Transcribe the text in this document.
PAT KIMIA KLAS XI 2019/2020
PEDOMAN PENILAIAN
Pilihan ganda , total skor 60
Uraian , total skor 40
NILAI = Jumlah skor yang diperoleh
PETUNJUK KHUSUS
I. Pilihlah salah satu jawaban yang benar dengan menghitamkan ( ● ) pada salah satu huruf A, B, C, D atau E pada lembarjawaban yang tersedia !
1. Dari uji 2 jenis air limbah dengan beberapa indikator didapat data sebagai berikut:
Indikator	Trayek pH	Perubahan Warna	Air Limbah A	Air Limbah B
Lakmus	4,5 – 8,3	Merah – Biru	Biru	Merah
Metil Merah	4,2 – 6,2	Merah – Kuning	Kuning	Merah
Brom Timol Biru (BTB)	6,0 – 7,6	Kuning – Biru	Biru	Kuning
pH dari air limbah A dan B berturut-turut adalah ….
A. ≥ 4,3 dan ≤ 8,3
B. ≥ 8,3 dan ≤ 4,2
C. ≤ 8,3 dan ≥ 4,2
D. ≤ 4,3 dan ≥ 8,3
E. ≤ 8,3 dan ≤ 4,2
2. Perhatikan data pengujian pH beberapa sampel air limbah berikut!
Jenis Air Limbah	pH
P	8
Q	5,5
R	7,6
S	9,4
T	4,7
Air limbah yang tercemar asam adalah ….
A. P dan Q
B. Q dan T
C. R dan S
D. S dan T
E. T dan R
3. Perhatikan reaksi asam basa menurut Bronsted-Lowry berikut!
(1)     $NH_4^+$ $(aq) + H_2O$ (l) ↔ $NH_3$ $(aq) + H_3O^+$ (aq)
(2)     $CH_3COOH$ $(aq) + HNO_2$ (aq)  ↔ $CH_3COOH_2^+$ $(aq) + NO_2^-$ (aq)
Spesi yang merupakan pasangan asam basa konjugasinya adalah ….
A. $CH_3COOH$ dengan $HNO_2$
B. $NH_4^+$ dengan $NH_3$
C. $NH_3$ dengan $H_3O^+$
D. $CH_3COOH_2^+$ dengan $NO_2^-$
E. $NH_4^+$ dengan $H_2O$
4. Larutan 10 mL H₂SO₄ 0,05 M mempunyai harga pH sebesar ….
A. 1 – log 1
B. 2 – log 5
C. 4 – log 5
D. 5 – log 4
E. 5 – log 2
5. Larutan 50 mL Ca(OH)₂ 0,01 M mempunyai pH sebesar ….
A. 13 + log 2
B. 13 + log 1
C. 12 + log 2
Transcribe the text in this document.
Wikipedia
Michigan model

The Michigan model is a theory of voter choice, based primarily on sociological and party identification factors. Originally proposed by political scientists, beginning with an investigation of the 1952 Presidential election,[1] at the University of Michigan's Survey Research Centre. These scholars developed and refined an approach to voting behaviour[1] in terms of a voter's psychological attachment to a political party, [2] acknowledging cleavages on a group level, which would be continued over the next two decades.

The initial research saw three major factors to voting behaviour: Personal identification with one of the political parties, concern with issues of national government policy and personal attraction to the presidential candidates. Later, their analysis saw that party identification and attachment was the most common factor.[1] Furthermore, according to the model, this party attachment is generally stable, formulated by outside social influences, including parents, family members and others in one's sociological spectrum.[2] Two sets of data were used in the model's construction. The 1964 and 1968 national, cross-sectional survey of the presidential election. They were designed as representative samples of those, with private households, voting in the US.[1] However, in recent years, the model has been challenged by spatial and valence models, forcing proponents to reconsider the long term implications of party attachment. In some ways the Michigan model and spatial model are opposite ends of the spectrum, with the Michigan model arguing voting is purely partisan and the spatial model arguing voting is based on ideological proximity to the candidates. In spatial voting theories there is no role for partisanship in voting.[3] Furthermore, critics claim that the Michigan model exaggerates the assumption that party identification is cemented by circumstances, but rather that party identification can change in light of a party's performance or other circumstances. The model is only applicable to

+-------+

» Your objective:
Pick out each line containing "mempunyai" and report it.

» Solved exercise:
4. Larutan 10 mL H₂SO₄ 0,05 M mempunyai harga pH sebesar ….
5. Larutan 50 mL Ca(OH)₂ 0,01 M mempunyai pH sebesar ….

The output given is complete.